[Start TASK MATERIAL]

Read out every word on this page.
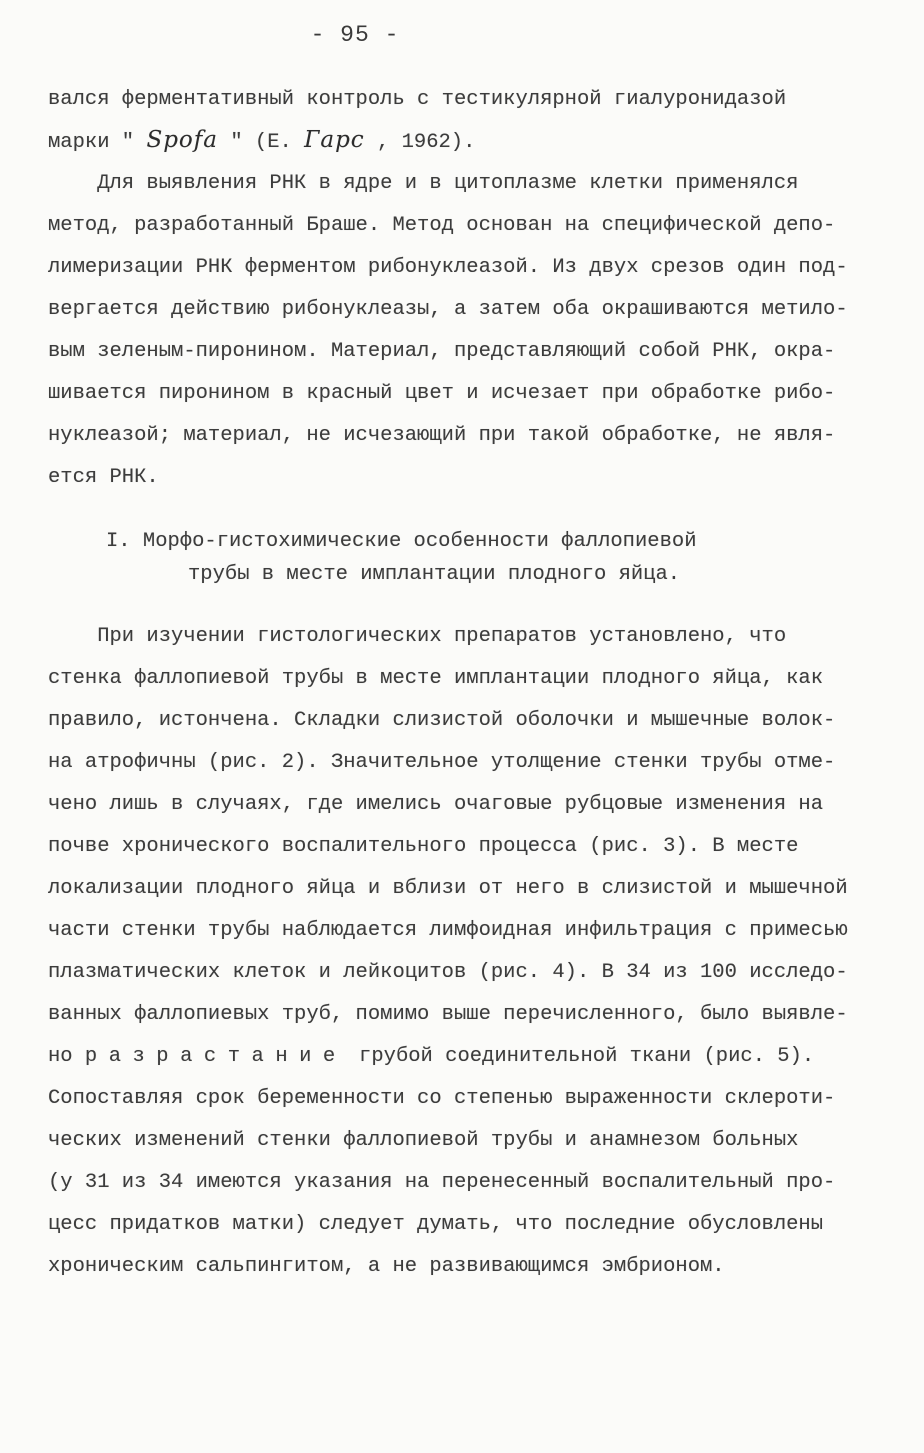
- 95 -
вался ферментативный контроль с тестикулярной гиалуронидазой
марки " Spofa " (Е. Гарс , 1962).
Для выявления РНК в ядре и в цитоплазме клетки применялся
метод, разработанный Браше. Метод основан на специфической депо-
лимеризации РНК ферментом рибонуклеазой. Из двух срезов один под-
вергается действию рибонуклеазы, а затем оба окрашиваются метило-
вым зеленым-пиронином. Материал, представляющий собой РНК, окра-
шивается пиронином в красный цвет и исчезает при обработке рибо-
нуклеазой; материал, не исчезающий при такой обработке, не явля-
ется РНК.
I. Морфо-гистохимические особенности фаллопиевой
трубы в месте имплантации плодного яйца.
При изучении гистологических препаратов установлено, что
стенка фаллопиевой трубы в месте имплантации плодного яйца, как
правило, истончена. Складки слизистой оболочки и мышечные волок-
на атрофичны (рис. 2). Значительное утолщение стенки трубы отме-
чено лишь в случаях, где имелись очаговые рубцовые изменения на
почве хронического воспалительного процесса (рис. 3). В месте
локализации плодного яйца и вблизи от него в слизистой и мышечной
части стенки трубы наблюдается лимфоидная инфильтрация с примесью
плазматических клеток и лейкоцитов (рис. 4). В 34 из 100 исследо-
ванных фаллопиевых труб, помимо выше перечисленного, было выявле-
но разрастание грубой соединительной ткани (рис. 5).
Сопоставляя срок беременности со степенью выраженности склероти-
ческих изменений стенки фаллопиевой трубы и анамнезом больных
(у 31 из 34 имеются указания на перенесенный воспалительный про-
цесс придатков матки) следует думать, что последние обусловлены
хроническим сальпингитом, а не развивающимся эмбрионом.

[End TASK MATERIAL]

THE EXERCISE
Apart from the pictures, the entries above are to be repeated in full and exactly.

ANSWER TO THE EXERCISE
Read out every word on this page.
- 95 -
вался ферментативный контроль с тестикулярной гиалуронидазой
марки " Spofa " (Е. Гарс , 1962).
Для выявления РНК в ядре и в цитоплазме клетки применялся
метод, разработанный Браше. Метод основан на специфической депо-
лимеризации РНК ферментом рибонуклеазой. Из двух срезов один под-
вергается действию рибонуклеазы, а затем оба окрашиваются метило-
вым зеленым-пиронином. Материал, представляющий собой РНК, окра-
шивается пиронином в красный цвет и исчезает при обработке рибо-
нуклеазой; материал, не исчезающий при такой обработке, не явля-
ется РНК.
I. Морфо-гистохимические особенности фаллопиевой
трубы в месте имплантации плодного яйца.
При изучении гистологических препаратов установлено, что
стенка фаллопиевой трубы в месте имплантации плодного яйца, как
правило, истончена. Складки слизистой оболочки и мышечные волок-
на атрофичны (рис. 2). Значительное утолщение стенки трубы отме-
чено лишь в случаях, где имелись очаговые рубцовые изменения на
почве хронического воспалительного процесса (рис. 3). В месте
локализации плодного яйца и вблизи от него в слизистой и мышечной
части стенки трубы наблюдается лимфоидная инфильтрация с примесью
плазматических клеток и лейкоцитов (рис. 4). В 34 из 100 исследо-
ванных фаллопиевых труб, помимо выше перечисленного, было выявле-
но разрастание грубой соединительной ткани (рис. 5).
Сопоставляя срок беременности со степенью выраженности склероти-
ческих изменений стенки фаллопиевой трубы и анамнезом больных
(у 31 из 34 имеются указания на перенесенный воспалительный про-
цесс придатков матки) следует думать, что последние обусловлены
хроническим сальпингитом, а не развивающимся эмбрионом.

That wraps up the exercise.